## BEGIN

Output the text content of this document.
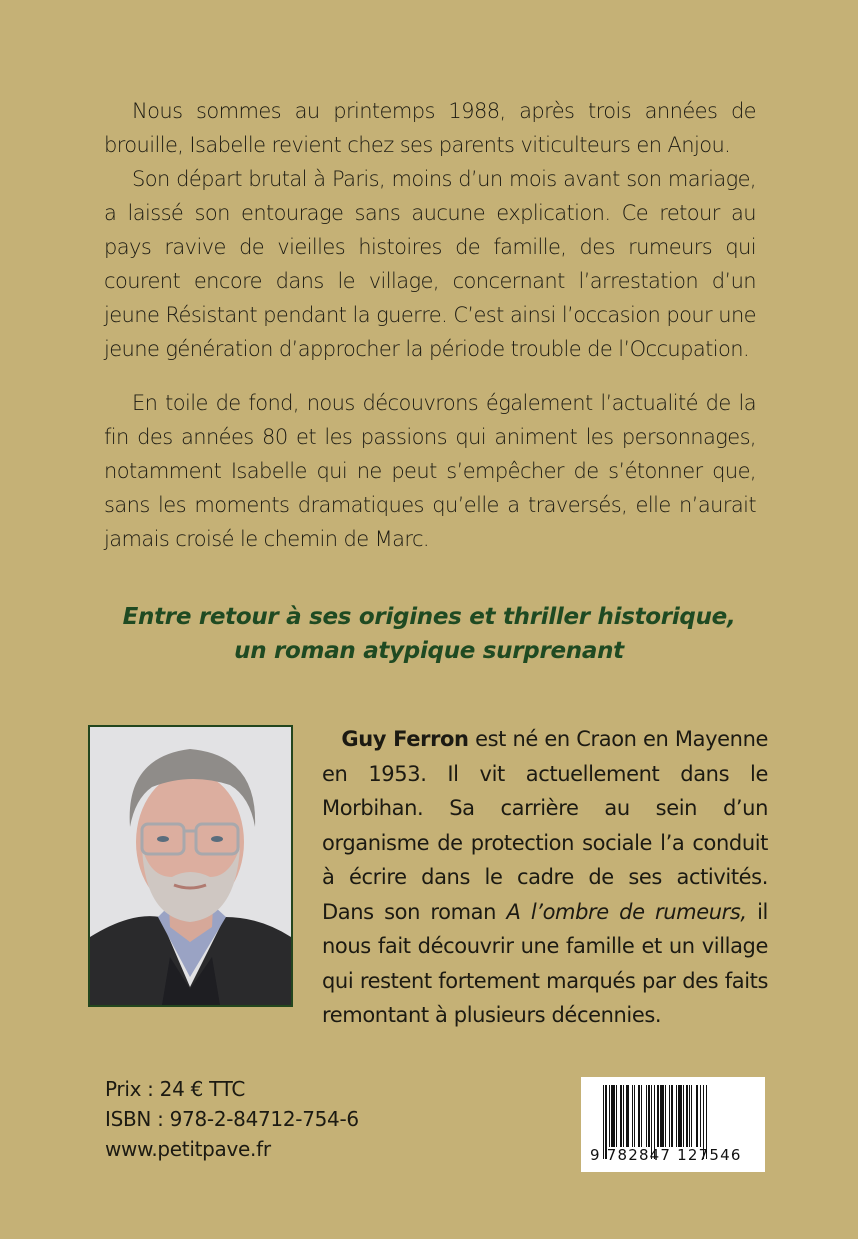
Nous sommes au printemps 1988, après trois années de brouille, Isabelle revient chez ses parents viticulteurs en Anjou.

Son départ brutal à Paris, moins d’un mois avant son mariage, a laissé son entourage sans aucune explication. Ce retour au pays ravive de vieilles histoires de famille, des rumeurs qui courent encore dans le village, concernant l’arrestation d’un jeune Résistant pendant la guerre. C’est ainsi l’occasion pour une jeune génération d’approcher la période trouble de l’Occupation.

En toile de fond, nous découvrons également l’actualité de la fin des années 80 et les passions qui animent les personnages, notamment Isabelle qui ne peut s’empêcher de s’étonner que, sans les moments dramatiques qu’elle a traversés, elle n’aurait jamais croisé le chemin de Marc.

Entre retour à ses origines et thriller historique,
un roman atypique surprenant

Guy Ferron est né en Craon en Mayenne en 1953. Il vit actuellement dans le Morbihan. Sa carrière au sein d’un organisme de protection sociale l’a conduit à écrire dans le cadre de ses activités. Dans son roman A l’ombre de rumeurs, il nous fait découvrir une famille et un village qui restent fortement marqués par des faits remontant à plusieurs décennies.

Prix : 24 € TTC
ISBN : 978-2-84712-754-6
www.petitpave.fr	9 782847 127546
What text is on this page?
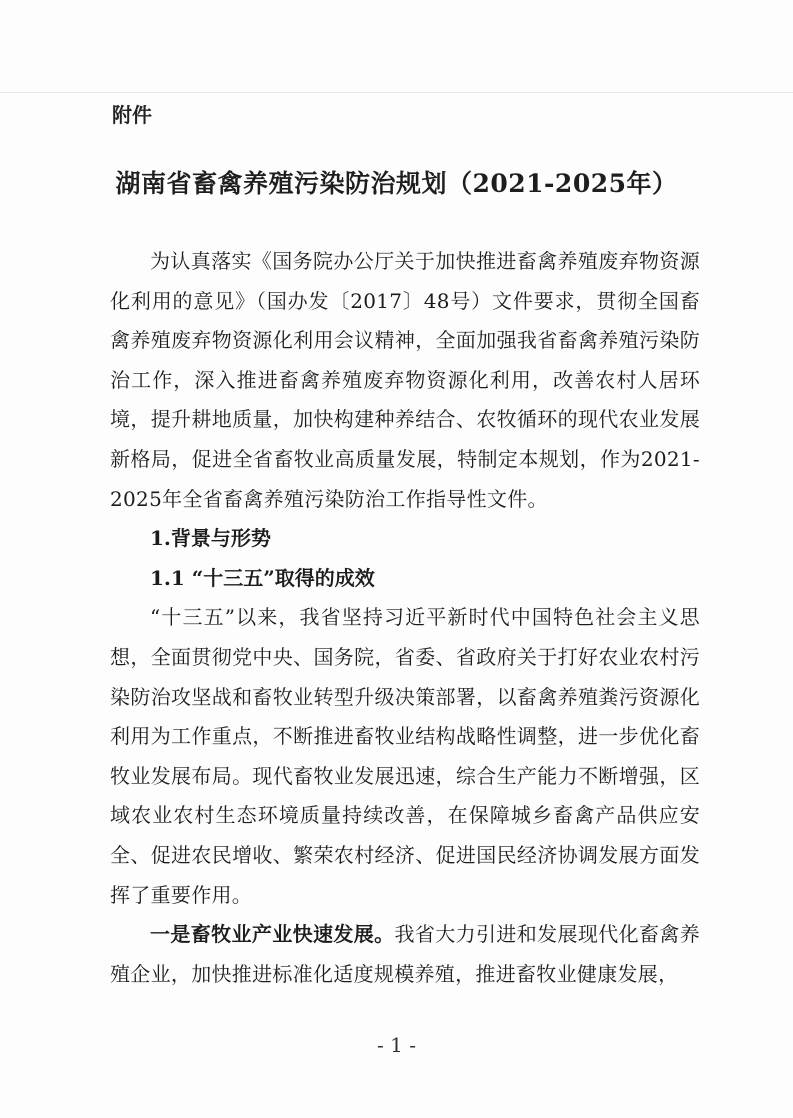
附件
湖南省畜禽养殖污染防治规划（2021-2025年）

为认真落实《国务院办公厅关于加快推进畜禽养殖废弃物资源化利用的意见》（国办发〔2017〕48号）文件要求，贯彻全国畜禽养殖废弃物资源化利用会议精神，全面加强我省畜禽养殖污染防治工作，深入推进畜禽养殖废弃物资源化利用，改善农村人居环境，提升耕地质量，加快构建种养结合、农牧循环的现代农业发展新格局，促进全省畜牧业高质量发展，特制定本规划，作为2021-2025年全省畜禽养殖污染防治工作指导性文件。

1.背景与形势

1.1 “十三五”取得的成效

“十三五”以来，我省坚持习近平新时代中国特色社会主义思想，全面贯彻党中央、国务院，省委、省政府关于打好农业农村污染防治攻坚战和畜牧业转型升级决策部署，以畜禽养殖粪污资源化利用为工作重点，不断推进畜牧业结构战略性调整，进一步优化畜牧业发展布局。现代畜牧业发展迅速，综合生产能力不断增强，区域农业农村生态环境质量持续改善，在保障城乡畜禽产品供应安全、促进农民增收、繁荣农村经济、促进国民经济协调发展方面发挥了重要作用。

一是畜牧业产业快速发展。我省大力引进和发展现代化畜禽养殖企业，加快推进标准化适度规模养殖，推进畜牧业健康发展，

- 1 -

## END

§ TASK DESCRIPTION: Strip out the pictures and quote the remaining data word for word.

§ REPLY TO THE TASK:
Output the text content of this document.
Nous sommes au printemps 1988, après trois années de brouille, Isabelle revient chez ses parents viticulteurs en Anjou.

Son départ brutal à Paris, moins d’un mois avant son mariage, a laissé son entourage sans aucune explication. Ce retour au pays ravive de vieilles histoires de famille, des rumeurs qui courent encore dans le village, concernant l’arrestation d’un jeune Résistant pendant la guerre. C’est ainsi l’occasion pour une jeune génération d’approcher la période trouble de l’Occupation.

En toile de fond, nous découvrons également l’actualité de la fin des années 80 et les passions qui animent les personnages, notamment Isabelle qui ne peut s’empêcher de s’étonner que, sans les moments dramatiques qu’elle a traversés, elle n’aurait jamais croisé le chemin de Marc.

Entre retour à ses origines et thriller historique,
un roman atypique surprenant

Guy Ferron est né en Craon en Mayenne en 1953. Il vit actuellement dans le Morbihan. Sa carrière au sein d’un organisme de protection sociale l’a conduit à écrire dans le cadre de ses activités. Dans son roman A l’ombre de rumeurs, il nous fait découvrir une famille et un village qui restent fortement marqués par des faits remontant à plusieurs décennies.

Prix : 24 € TTC
ISBN : 978-2-84712-754-6
www.petitpave.fr	9 782847 127546
What text is on this page?
附件
湖南省畜禽养殖污染防治规划（2021-2025年）

为认真落实《国务院办公厅关于加快推进畜禽养殖废弃物资源化利用的意见》（国办发〔2017〕48号）文件要求，贯彻全国畜禽养殖废弃物资源化利用会议精神，全面加强我省畜禽养殖污染防治工作，深入推进畜禽养殖废弃物资源化利用，改善农村人居环境，提升耕地质量，加快构建种养结合、农牧循环的现代农业发展新格局，促进全省畜牧业高质量发展，特制定本规划，作为2021-2025年全省畜禽养殖污染防治工作指导性文件。

1.背景与形势

1.1 “十三五”取得的成效

“十三五”以来，我省坚持习近平新时代中国特色社会主义思想，全面贯彻党中央、国务院，省委、省政府关于打好农业农村污染防治攻坚战和畜牧业转型升级决策部署，以畜禽养殖粪污资源化利用为工作重点，不断推进畜牧业结构战略性调整，进一步优化畜牧业发展布局。现代畜牧业发展迅速，综合生产能力不断增强，区域农业农村生态环境质量持续改善，在保障城乡畜禽产品供应安全、促进农民增收、繁荣农村经济、促进国民经济协调发展方面发挥了重要作用。

一是畜牧业产业快速发展。我省大力引进和发展现代化畜禽养殖企业，加快推进标准化适度规模养殖，推进畜牧业健康发展，

- 1 -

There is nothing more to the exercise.